Saved data entries:
=====
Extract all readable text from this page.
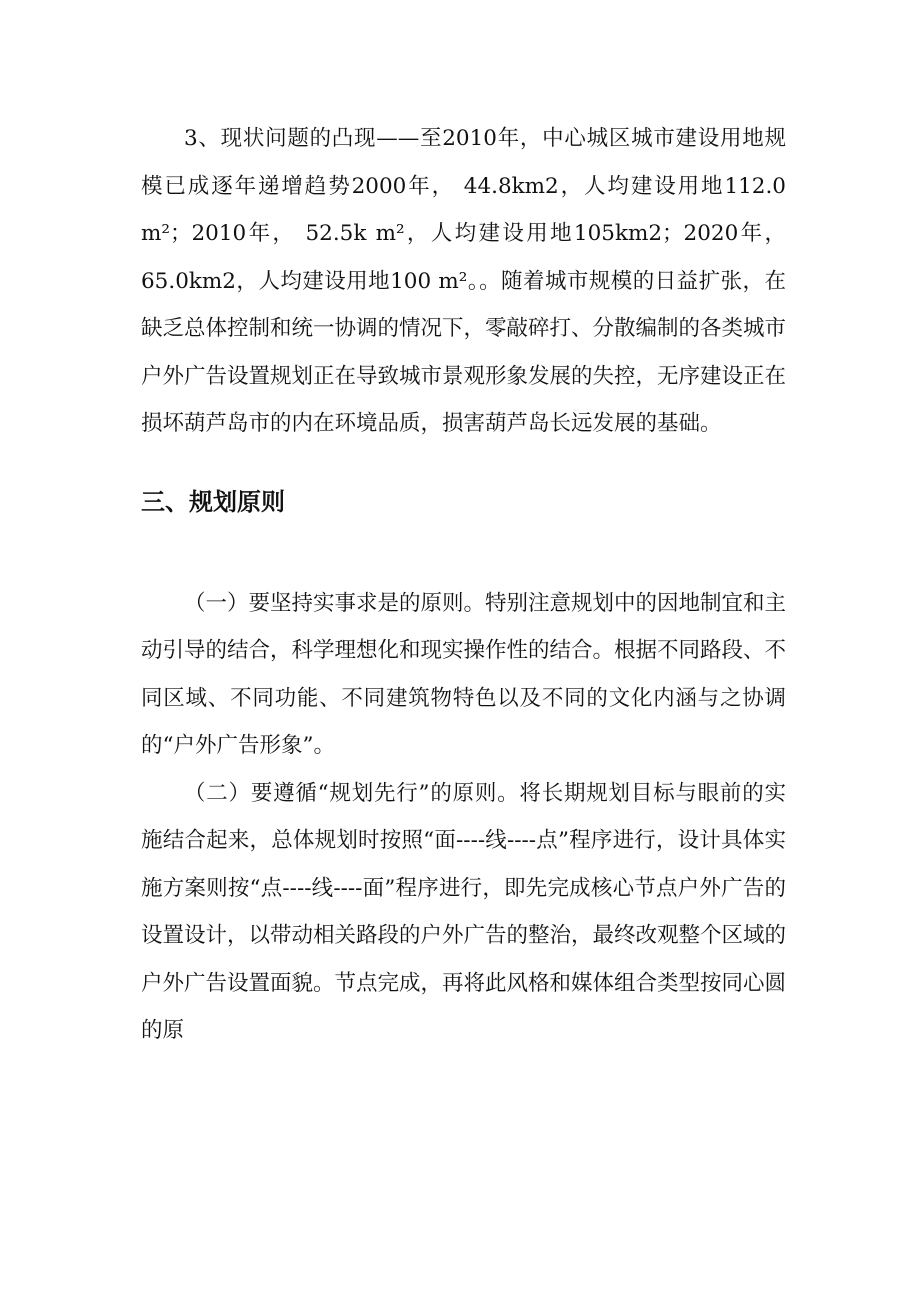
3、现状问题的凸现——至2010年，中心城区城市建设用地规模已成逐年递增趋势2000年， 44.8km2，人均建设用地112.0 m²；2010年， 52.5k m²，人均建设用地105km2；2020年， 65.0km2，人均建设用地100 m²。。随着城市规模的日益扩张，在缺乏总体控制和统一协调的情况下，零敲碎打、分散编制的各类城市户外广告设置规划正在导致城市景观形象发展的失控，无序建设正在损坏葫芦岛市的内在环境品质，损害葫芦岛长远发展的基础。

三、规划原则

（一）要坚持实事求是的原则。特别注意规划中的因地制宜和主动引导的结合，科学理想化和现实操作性的结合。根据不同路段、不同区域、不同功能、不同建筑物特色以及不同的文化内涵与之协调的“户外广告形象”。

（二）要遵循“规划先行”的原则。将长期规划目标与眼前的实施结合起来，总体规划时按照“面----线----点”程序进行，设计具体实施方案则按“点----线----面”程序进行，即先完成核心节点户外广告的设置设计，以带动相关路段的户外广告的整治，最终改观整个区域的户外广告设置面貌。节点完成，再将此风格和媒体组合类型按同心圆的原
=====
The exercise: Write the entries above out again exactly, but not the pictures.

The answer:
Extract all readable text from this page.
3、现状问题的凸现——至2010年，中心城区城市建设用地规模已成逐年递增趋势2000年， 44.8km2，人均建设用地112.0 m²；2010年， 52.5k m²，人均建设用地105km2；2020年， 65.0km2，人均建设用地100 m²。。随着城市规模的日益扩张，在缺乏总体控制和统一协调的情况下，零敲碎打、分散编制的各类城市户外广告设置规划正在导致城市景观形象发展的失控，无序建设正在损坏葫芦岛市的内在环境品质，损害葫芦岛长远发展的基础。

三、规划原则

（一）要坚持实事求是的原则。特别注意规划中的因地制宜和主动引导的结合，科学理想化和现实操作性的结合。根据不同路段、不同区域、不同功能、不同建筑物特色以及不同的文化内涵与之协调的“户外广告形象”。

（二）要遵循“规划先行”的原则。将长期规划目标与眼前的实施结合起来，总体规划时按照“面----线----点”程序进行，设计具体实施方案则按“点----线----面”程序进行，即先完成核心节点户外广告的设置设计，以带动相关路段的户外广告的整治，最终改观整个区域的户外广告设置面貌。节点完成，再将此风格和媒体组合类型按同心圆的原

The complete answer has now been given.